Required task 1:
Answer these questions using the passage on private company owner compensation.
(a) According to the passage, which agency has stipulated that an owner's income must be set within reason?
(b) What taxes does a C Corp face?
(c) Under what condition are distributions received by a shareholder not taxable?
Required task 2:
Write a continuation of the passage on private company owner compensation, starting after its final sentence.

Selected text:
○ ○ ○ ○ ○

One of the indisputable benefits of owning a private company is the ability to determine your compensation. Whether this comes in the form of salary, bonus, owner's perquisites or distributions, an owner is able to effectively set their income (within reason, the Internal Revenue Service has stipulated).

In the case of a pass-through entity, such as an S Corporation, after deducting all expenses, including salaries and wages, all of the business income/loss will flow to the owner’s tax returns to be taxed at the individual rather than entity level. This single level of taxation for a pass-through entity is a primary benefit in electing to be taxed as an S Corp rather than a C Corp, which faces both an entity and dividend tax.

If the owner of a pass-through entity elects to make distributions, so long as the distributions received by a shareholder do not exceed his/her basis, they will not be taxable. Therefore, many business owners elect to make distributions from the company on a periodic basis, often becoming reliant on these earnings as a primary income source.

○ ○ ○ ○ ○

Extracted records
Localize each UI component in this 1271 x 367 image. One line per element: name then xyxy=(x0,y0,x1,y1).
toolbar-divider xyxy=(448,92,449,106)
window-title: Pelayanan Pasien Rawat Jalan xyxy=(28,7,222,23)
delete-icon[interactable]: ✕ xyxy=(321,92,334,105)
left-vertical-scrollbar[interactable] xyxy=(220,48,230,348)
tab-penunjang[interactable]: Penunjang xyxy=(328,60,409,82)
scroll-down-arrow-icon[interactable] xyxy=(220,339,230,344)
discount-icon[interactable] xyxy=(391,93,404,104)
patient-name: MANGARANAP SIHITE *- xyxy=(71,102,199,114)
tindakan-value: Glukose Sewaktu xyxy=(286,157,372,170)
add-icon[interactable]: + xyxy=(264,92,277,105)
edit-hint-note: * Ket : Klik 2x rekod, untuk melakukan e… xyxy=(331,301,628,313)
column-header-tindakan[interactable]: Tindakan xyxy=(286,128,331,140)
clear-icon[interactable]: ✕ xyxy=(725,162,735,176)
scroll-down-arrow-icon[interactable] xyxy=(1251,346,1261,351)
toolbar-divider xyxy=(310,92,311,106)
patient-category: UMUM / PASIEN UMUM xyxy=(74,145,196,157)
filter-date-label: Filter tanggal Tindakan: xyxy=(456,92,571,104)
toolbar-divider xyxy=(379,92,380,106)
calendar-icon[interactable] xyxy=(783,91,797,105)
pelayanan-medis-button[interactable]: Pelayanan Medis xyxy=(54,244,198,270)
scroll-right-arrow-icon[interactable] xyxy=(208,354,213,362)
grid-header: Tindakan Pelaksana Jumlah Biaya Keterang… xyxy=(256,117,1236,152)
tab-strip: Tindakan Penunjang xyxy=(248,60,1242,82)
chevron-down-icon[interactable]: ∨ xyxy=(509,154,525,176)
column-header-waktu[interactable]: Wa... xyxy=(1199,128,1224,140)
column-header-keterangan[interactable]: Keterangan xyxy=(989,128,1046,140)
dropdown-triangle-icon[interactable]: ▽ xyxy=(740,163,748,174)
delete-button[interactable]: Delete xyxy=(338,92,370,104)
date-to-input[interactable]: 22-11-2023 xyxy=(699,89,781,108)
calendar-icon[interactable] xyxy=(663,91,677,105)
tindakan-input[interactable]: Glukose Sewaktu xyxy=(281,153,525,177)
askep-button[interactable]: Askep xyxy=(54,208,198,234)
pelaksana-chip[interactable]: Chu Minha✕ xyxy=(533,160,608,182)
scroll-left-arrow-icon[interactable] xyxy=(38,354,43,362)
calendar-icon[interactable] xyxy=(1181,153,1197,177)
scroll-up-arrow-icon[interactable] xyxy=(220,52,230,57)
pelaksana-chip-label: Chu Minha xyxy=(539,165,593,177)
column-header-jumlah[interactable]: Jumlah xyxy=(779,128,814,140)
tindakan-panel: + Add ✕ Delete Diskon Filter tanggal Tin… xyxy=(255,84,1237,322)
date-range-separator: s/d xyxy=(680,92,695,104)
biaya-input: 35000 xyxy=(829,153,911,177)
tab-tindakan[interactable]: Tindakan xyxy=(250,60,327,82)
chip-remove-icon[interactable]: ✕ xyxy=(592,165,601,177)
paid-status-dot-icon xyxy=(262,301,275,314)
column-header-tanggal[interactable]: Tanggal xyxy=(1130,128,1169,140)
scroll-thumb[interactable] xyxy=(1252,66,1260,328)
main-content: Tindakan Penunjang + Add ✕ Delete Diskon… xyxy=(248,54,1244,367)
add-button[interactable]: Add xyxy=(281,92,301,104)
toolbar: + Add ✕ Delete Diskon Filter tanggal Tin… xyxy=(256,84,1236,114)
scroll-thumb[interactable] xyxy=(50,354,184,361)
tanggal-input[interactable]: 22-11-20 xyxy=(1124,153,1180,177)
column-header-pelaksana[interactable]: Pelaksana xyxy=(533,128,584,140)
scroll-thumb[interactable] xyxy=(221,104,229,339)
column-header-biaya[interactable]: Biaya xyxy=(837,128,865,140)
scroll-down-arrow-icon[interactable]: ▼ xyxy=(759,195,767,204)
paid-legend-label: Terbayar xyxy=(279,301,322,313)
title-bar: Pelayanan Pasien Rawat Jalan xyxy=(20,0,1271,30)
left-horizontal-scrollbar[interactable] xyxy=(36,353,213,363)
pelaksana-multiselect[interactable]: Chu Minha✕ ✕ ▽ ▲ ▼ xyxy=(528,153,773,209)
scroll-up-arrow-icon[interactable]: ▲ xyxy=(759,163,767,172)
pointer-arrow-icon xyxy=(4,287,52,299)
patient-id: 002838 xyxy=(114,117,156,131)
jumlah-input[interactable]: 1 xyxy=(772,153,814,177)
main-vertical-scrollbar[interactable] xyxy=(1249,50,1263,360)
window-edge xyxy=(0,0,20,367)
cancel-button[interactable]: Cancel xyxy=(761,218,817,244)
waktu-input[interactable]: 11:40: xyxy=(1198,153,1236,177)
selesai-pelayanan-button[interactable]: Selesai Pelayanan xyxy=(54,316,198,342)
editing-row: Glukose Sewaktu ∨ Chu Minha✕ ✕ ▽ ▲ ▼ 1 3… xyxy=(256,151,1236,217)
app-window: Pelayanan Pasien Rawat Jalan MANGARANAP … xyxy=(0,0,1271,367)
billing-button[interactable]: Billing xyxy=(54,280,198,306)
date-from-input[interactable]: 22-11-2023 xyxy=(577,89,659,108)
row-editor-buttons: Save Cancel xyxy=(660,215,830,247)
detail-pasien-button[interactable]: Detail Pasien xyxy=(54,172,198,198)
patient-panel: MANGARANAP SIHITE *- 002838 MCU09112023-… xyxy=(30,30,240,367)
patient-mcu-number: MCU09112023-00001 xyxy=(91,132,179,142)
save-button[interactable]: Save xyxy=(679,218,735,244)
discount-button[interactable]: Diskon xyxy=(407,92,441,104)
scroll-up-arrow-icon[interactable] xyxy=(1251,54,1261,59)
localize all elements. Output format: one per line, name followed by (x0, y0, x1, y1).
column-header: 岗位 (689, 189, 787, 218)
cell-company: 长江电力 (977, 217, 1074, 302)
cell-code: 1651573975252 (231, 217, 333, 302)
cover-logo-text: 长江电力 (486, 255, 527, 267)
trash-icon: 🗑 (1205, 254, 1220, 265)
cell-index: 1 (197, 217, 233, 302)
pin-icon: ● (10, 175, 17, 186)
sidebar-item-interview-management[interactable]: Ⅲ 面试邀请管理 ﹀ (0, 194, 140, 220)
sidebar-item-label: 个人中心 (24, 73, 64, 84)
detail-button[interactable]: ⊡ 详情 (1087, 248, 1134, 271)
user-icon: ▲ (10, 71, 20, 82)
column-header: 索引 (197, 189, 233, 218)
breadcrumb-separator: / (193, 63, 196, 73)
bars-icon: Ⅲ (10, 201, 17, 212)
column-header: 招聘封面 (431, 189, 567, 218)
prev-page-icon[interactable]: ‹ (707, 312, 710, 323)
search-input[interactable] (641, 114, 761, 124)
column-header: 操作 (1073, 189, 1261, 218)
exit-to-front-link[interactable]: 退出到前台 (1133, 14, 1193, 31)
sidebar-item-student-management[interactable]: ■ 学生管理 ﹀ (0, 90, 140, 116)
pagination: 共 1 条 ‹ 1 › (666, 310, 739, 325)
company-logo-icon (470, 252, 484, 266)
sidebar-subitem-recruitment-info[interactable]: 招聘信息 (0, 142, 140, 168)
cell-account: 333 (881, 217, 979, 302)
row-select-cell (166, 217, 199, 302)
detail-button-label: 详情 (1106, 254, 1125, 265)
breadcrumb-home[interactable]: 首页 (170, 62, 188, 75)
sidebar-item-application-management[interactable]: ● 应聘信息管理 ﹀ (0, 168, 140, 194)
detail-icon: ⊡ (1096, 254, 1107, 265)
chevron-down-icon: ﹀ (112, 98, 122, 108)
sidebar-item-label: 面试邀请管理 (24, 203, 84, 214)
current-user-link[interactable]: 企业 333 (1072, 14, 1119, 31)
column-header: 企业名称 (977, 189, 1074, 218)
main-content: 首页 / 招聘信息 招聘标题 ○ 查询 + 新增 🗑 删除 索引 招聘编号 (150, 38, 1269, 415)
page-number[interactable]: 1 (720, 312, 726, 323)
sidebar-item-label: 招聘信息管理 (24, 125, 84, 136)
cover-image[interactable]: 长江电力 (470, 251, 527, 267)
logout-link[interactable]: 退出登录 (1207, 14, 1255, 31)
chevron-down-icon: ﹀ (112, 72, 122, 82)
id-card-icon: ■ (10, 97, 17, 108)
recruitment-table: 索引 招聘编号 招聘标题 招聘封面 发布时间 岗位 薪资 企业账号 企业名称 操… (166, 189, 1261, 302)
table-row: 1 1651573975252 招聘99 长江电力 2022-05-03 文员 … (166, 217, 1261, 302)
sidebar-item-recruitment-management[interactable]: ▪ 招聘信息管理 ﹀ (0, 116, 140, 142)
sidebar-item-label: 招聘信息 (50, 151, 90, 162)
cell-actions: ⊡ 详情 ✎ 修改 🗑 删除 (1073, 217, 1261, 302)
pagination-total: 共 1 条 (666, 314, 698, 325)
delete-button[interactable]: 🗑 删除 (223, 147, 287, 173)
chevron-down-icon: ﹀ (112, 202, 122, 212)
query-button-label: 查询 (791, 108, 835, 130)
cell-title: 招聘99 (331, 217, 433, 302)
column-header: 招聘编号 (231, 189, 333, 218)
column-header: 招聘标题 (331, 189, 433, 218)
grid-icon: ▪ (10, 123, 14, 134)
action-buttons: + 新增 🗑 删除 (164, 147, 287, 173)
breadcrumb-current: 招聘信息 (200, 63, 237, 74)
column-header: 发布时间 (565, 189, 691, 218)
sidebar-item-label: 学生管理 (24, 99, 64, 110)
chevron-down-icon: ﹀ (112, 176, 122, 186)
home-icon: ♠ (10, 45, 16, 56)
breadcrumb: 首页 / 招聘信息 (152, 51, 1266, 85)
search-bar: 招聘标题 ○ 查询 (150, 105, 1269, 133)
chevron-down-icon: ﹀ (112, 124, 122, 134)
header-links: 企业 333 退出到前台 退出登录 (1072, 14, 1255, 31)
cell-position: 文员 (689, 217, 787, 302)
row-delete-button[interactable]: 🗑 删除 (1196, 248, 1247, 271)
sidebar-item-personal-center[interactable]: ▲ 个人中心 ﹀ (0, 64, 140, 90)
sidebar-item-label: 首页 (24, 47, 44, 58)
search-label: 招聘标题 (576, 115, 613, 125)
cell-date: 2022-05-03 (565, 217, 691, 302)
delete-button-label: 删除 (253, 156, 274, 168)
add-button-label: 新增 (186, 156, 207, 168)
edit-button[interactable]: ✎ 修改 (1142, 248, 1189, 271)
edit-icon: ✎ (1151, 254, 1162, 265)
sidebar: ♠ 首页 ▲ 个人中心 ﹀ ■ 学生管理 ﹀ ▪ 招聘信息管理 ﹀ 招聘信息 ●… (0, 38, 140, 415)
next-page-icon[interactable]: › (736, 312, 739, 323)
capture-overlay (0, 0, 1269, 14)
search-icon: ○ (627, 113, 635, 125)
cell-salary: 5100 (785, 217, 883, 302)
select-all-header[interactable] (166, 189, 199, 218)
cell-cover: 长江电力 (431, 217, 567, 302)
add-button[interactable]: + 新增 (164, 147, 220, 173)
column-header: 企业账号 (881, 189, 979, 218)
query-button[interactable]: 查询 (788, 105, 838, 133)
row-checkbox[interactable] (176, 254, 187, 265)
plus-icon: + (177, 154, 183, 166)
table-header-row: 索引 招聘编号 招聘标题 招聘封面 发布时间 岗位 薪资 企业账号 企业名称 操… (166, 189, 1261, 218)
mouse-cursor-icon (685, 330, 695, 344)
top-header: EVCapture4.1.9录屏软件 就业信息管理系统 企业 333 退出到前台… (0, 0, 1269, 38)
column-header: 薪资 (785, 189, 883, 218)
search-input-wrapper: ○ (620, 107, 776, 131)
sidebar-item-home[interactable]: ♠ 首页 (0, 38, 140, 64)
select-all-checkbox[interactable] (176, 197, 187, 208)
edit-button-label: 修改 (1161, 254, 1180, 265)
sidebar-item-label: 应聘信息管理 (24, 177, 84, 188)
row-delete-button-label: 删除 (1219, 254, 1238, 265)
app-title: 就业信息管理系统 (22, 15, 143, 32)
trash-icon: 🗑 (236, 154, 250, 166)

○ ○ ○ ○ ○

Exercise output 1:
(a) The Internal Revenue Service.
(b) Both an entity tax and a dividend tax.
(c) They are not taxable as long as they do not exceed the shareholder's basis.

Exercise output 2:
Practically speaking, this indistinguishable reliance upon salary and distributions as equal forms of compensation is not unreasonable. So long as the money flows to the owner and taxes are paid on the earnings, the difference seems more akin to an accounting/tax issue than a misleading indifference.  However, the lack of a distinguisher between the treatment of salary and distributions as compensation can have implications when the need for a valuation arises. To demonstrate this, see the following example:

Example: Valuation of Company XYZ

Company XYZ is an S Corporation engaged in the business of providing landscaping services. The company is owned and managed by three individuals. Recently, a third-party approached Company XYZ with a buy-out offer, which is dependent on the three owners/managers continuing to work for the company. The price included in the buy-out offer is $1,250,000. Management of Company XYZ retained a valuation advisory firm to determine the reasonableness of the third-party offer price.

During the preliminary analysis stage, the valuation firm engaged by Company XYZ made three normalizing adjustments to the company’s pre-tax income to derive an adjusted EBITDA figure, as shown below.

Applying a market-derived EBITDA multiple of 4x to the company’s adjusted EBITDA yields an implied value of company operations of $1,820,000. Based on the current fact set, the offer price of $1,250,000 seems to undervalue Company XYZ significantly.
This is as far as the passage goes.